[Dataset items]

** BEGIN **

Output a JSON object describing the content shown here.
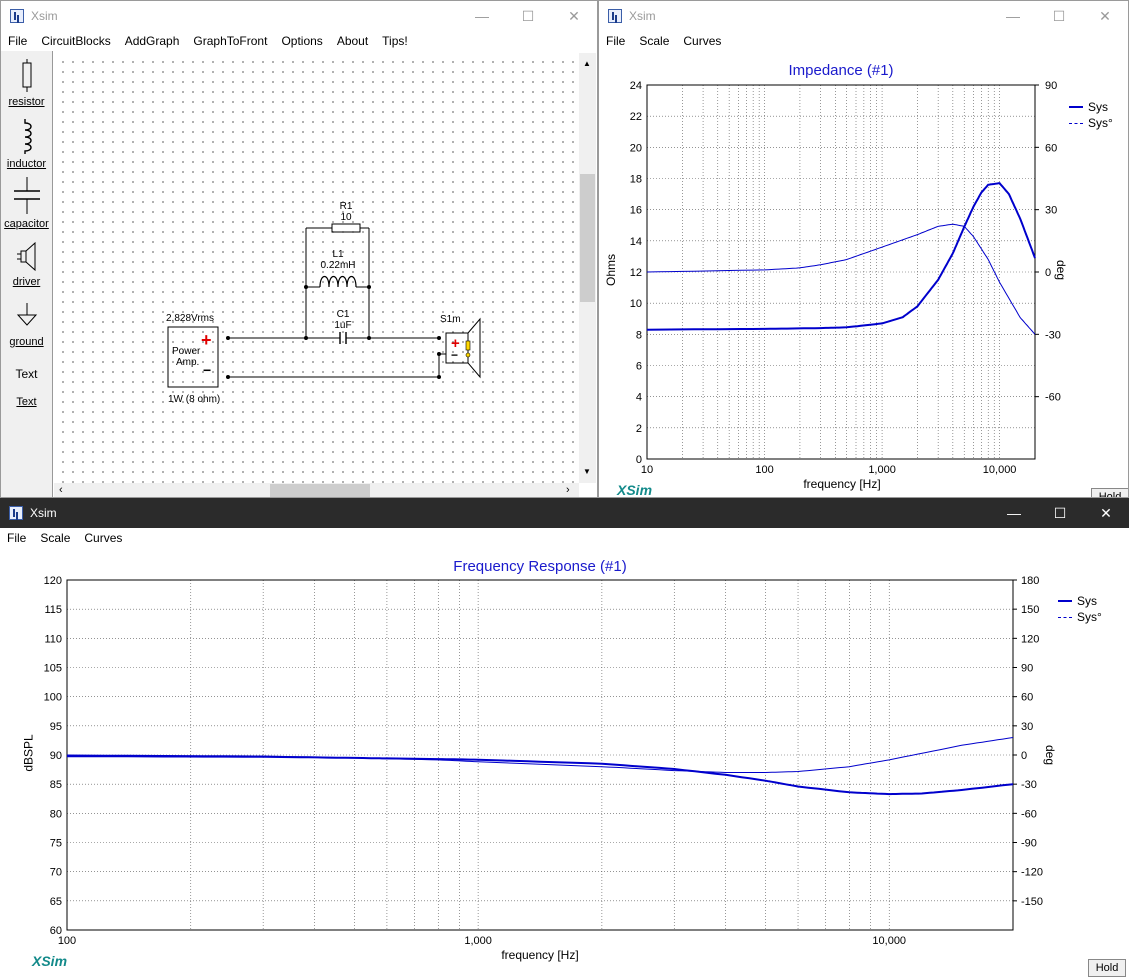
{
  "circuit_window": {
    "title": "Xsim",
    "menu": [
      "File",
      "CircuitBlocks",
      "AddGraph",
      "GraphToFront",
      "Options",
      "About",
      "Tips!"
    ],
    "palette": [
      {
        "label": "resistor",
        "icon": "resistor-icon"
      },
      {
        "label": "inductor",
        "icon": "inductor-icon"
      },
      {
        "label": "capacitor",
        "icon": "capacitor-icon"
      },
      {
        "label": "driver",
        "icon": "driver-icon"
      },
      {
        "label": "ground",
        "icon": "ground-icon"
      },
      {
        "label": "Text",
        "icon": "text-icon",
        "glyph": "Text"
      }
    ],
    "components": {
      "r1_name": "R1",
      "r1_value": "10",
      "l1_name": "L1",
      "l1_value": "0.22mH",
      "c1_name": "C1",
      "c1_value": "1uF",
      "amp_voltage": "2.828Vrms",
      "amp_line1": "Power",
      "amp_line2": "Amp.",
      "amp_power": "1W (8 ohm)",
      "plus": "+",
      "minus": "−",
      "driver_name": "S1m"
    }
  },
  "impedance_window": {
    "title": "Xsim",
    "menu": [
      "File",
      "Scale",
      "Curves"
    ],
    "brand": "XSim",
    "hold": "Hold",
    "chart_data": {
      "type": "line",
      "title": "Impedance (#1)",
      "xlabel": "frequency [Hz]",
      "ylabel": "Ohms",
      "y2label": "deg",
      "xscale": "log",
      "xlim": [
        10,
        20000
      ],
      "ylim": [
        0,
        24
      ],
      "y2lim": [
        -90,
        90
      ],
      "x_ticks": [
        "10",
        "100",
        "1,000",
        "10,000"
      ],
      "y_ticks": [
        "0",
        "2",
        "4",
        "6",
        "8",
        "10",
        "12",
        "14",
        "16",
        "18",
        "20",
        "22",
        "24"
      ],
      "y2_ticks": [
        "90",
        "60",
        "30",
        "0",
        "-30",
        "-60"
      ],
      "legend": [
        "Sys",
        "Sys°"
      ],
      "legend_position": "top-right",
      "grid": true,
      "series": [
        {
          "name": "Sys",
          "axis": "left",
          "color": "#0000cc",
          "style": "thick",
          "x": [
            10,
            100,
            300,
            500,
            1000,
            1500,
            2000,
            3000,
            4000,
            5000,
            6000,
            7000,
            8000,
            10000,
            12000,
            15000,
            20000
          ],
          "y": [
            8.3,
            8.35,
            8.4,
            8.45,
            8.7,
            9.1,
            9.8,
            11.5,
            13.2,
            14.9,
            16.2,
            17.1,
            17.6,
            17.7,
            17.0,
            15.4,
            12.9
          ]
        },
        {
          "name": "Sys°",
          "axis": "right",
          "color": "#0000cc",
          "style": "thin",
          "x": [
            10,
            100,
            200,
            300,
            500,
            1000,
            2000,
            3000,
            4000,
            5000,
            6000,
            8000,
            10000,
            15000,
            20000
          ],
          "y": [
            0,
            1,
            2,
            3.5,
            6,
            12,
            18,
            22,
            23,
            22,
            17,
            6,
            -5,
            -22,
            -30
          ]
        }
      ]
    }
  },
  "frequency_window": {
    "title": "Xsim",
    "menu": [
      "File",
      "Scale",
      "Curves"
    ],
    "brand": "XSim",
    "hold": "Hold",
    "chart_data": {
      "type": "line",
      "title": "Frequency Response (#1)",
      "xlabel": "frequency [Hz]",
      "ylabel": "dBSPL",
      "y2label": "deg",
      "xscale": "log",
      "xlim": [
        100,
        20000
      ],
      "ylim": [
        60,
        120
      ],
      "y2lim": [
        -180,
        180
      ],
      "x_ticks": [
        "100",
        "1,000",
        "10,000"
      ],
      "y_ticks": [
        "60",
        "65",
        "70",
        "75",
        "80",
        "85",
        "90",
        "95",
        "100",
        "105",
        "110",
        "115",
        "120"
      ],
      "y2_ticks": [
        "180",
        "150",
        "120",
        "90",
        "60",
        "30",
        "0",
        "-30",
        "-60",
        "-90",
        "-120",
        "-150"
      ],
      "legend": [
        "Sys",
        "Sys°"
      ],
      "legend_position": "top-right",
      "grid": true,
      "series": [
        {
          "name": "Sys",
          "axis": "left",
          "color": "#0000cc",
          "style": "thick",
          "x": [
            100,
            300,
            500,
            800,
            1000,
            2000,
            3000,
            4000,
            5000,
            6000,
            8000,
            10000,
            12000,
            15000,
            20000
          ],
          "y": [
            89.8,
            89.7,
            89.5,
            89.3,
            89.2,
            88.5,
            87.6,
            86.6,
            85.6,
            84.6,
            83.6,
            83.3,
            83.4,
            84.0,
            85.0
          ]
        },
        {
          "name": "Sys°",
          "axis": "right",
          "color": "#0000cc",
          "style": "thin",
          "x": [
            100,
            300,
            500,
            800,
            1000,
            2000,
            3000,
            4000,
            5000,
            6000,
            8000,
            10000,
            15000,
            20000
          ],
          "y": [
            0,
            -1,
            -3,
            -5,
            -7,
            -12,
            -16,
            -18,
            -18,
            -17,
            -12,
            -5,
            10,
            18
          ]
        }
      ]
    }
  }
}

** END **

» **PROBLEM**
Give every record again exactly, apart from the pictures, which stay out.

» **WORKED ANSWER**
Output a JSON object describing the content shown here.
{
  "circuit_window": {
    "title": "Xsim",
    "menu": [
      "File",
      "CircuitBlocks",
      "AddGraph",
      "GraphToFront",
      "Options",
      "About",
      "Tips!"
    ],
    "palette": [
      {
        "label": "resistor",
        "icon": "resistor-icon"
      },
      {
        "label": "inductor",
        "icon": "inductor-icon"
      },
      {
        "label": "capacitor",
        "icon": "capacitor-icon"
      },
      {
        "label": "driver",
        "icon": "driver-icon"
      },
      {
        "label": "ground",
        "icon": "ground-icon"
      },
      {
        "label": "Text",
        "icon": "text-icon",
        "glyph": "Text"
      }
    ],
    "components": {
      "r1_name": "R1",
      "r1_value": "10",
      "l1_name": "L1",
      "l1_value": "0.22mH",
      "c1_name": "C1",
      "c1_value": "1uF",
      "amp_voltage": "2.828Vrms",
      "amp_line1": "Power",
      "amp_line2": "Amp.",
      "amp_power": "1W (8 ohm)",
      "plus": "+",
      "minus": "−",
      "driver_name": "S1m"
    }
  },
  "impedance_window": {
    "title": "Xsim",
    "menu": [
      "File",
      "Scale",
      "Curves"
    ],
    "brand": "XSim",
    "hold": "Hold",
    "chart_data": {
      "type": "line",
      "title": "Impedance (#1)",
      "xlabel": "frequency [Hz]",
      "ylabel": "Ohms",
      "y2label": "deg",
      "xscale": "log",
      "xlim": [
        10,
        20000
      ],
      "ylim": [
        0,
        24
      ],
      "y2lim": [
        -90,
        90
      ],
      "x_ticks": [
        "10",
        "100",
        "1,000",
        "10,000"
      ],
      "y_ticks": [
        "0",
        "2",
        "4",
        "6",
        "8",
        "10",
        "12",
        "14",
        "16",
        "18",
        "20",
        "22",
        "24"
      ],
      "y2_ticks": [
        "90",
        "60",
        "30",
        "0",
        "-30",
        "-60"
      ],
      "legend": [
        "Sys",
        "Sys°"
      ],
      "legend_position": "top-right",
      "grid": true,
      "series": [
        {
          "name": "Sys",
          "axis": "left",
          "color": "#0000cc",
          "style": "thick",
          "x": [
            10,
            100,
            300,
            500,
            1000,
            1500,
            2000,
            3000,
            4000,
            5000,
            6000,
            7000,
            8000,
            10000,
            12000,
            15000,
            20000
          ],
          "y": [
            8.3,
            8.35,
            8.4,
            8.45,
            8.7,
            9.1,
            9.8,
            11.5,
            13.2,
            14.9,
            16.2,
            17.1,
            17.6,
            17.7,
            17.0,
            15.4,
            12.9
          ]
        },
        {
          "name": "Sys°",
          "axis": "right",
          "color": "#0000cc",
          "style": "thin",
          "x": [
            10,
            100,
            200,
            300,
            500,
            1000,
            2000,
            3000,
            4000,
            5000,
            6000,
            8000,
            10000,
            15000,
            20000
          ],
          "y": [
            0,
            1,
            2,
            3.5,
            6,
            12,
            18,
            22,
            23,
            22,
            17,
            6,
            -5,
            -22,
            -30
          ]
        }
      ]
    }
  },
  "frequency_window": {
    "title": "Xsim",
    "menu": [
      "File",
      "Scale",
      "Curves"
    ],
    "brand": "XSim",
    "hold": "Hold",
    "chart_data": {
      "type": "line",
      "title": "Frequency Response (#1)",
      "xlabel": "frequency [Hz]",
      "ylabel": "dBSPL",
      "y2label": "deg",
      "xscale": "log",
      "xlim": [
        100,
        20000
      ],
      "ylim": [
        60,
        120
      ],
      "y2lim": [
        -180,
        180
      ],
      "x_ticks": [
        "100",
        "1,000",
        "10,000"
      ],
      "y_ticks": [
        "60",
        "65",
        "70",
        "75",
        "80",
        "85",
        "90",
        "95",
        "100",
        "105",
        "110",
        "115",
        "120"
      ],
      "y2_ticks": [
        "180",
        "150",
        "120",
        "90",
        "60",
        "30",
        "0",
        "-30",
        "-60",
        "-90",
        "-120",
        "-150"
      ],
      "legend": [
        "Sys",
        "Sys°"
      ],
      "legend_position": "top-right",
      "grid": true,
      "series": [
        {
          "name": "Sys",
          "axis": "left",
          "color": "#0000cc",
          "style": "thick",
          "x": [
            100,
            300,
            500,
            800,
            1000,
            2000,
            3000,
            4000,
            5000,
            6000,
            8000,
            10000,
            12000,
            15000,
            20000
          ],
          "y": [
            89.8,
            89.7,
            89.5,
            89.3,
            89.2,
            88.5,
            87.6,
            86.6,
            85.6,
            84.6,
            83.6,
            83.3,
            83.4,
            84.0,
            85.0
          ]
        },
        {
          "name": "Sys°",
          "axis": "right",
          "color": "#0000cc",
          "style": "thin",
          "x": [
            100,
            300,
            500,
            800,
            1000,
            2000,
            3000,
            4000,
            5000,
            6000,
            8000,
            10000,
            15000,
            20000
          ],
          "y": [
            0,
            -1,
            -3,
            -5,
            -7,
            -12,
            -16,
            -18,
            -18,
            -17,
            -12,
            -5,
            10,
            18
          ]
        }
      ]
    }
  }
}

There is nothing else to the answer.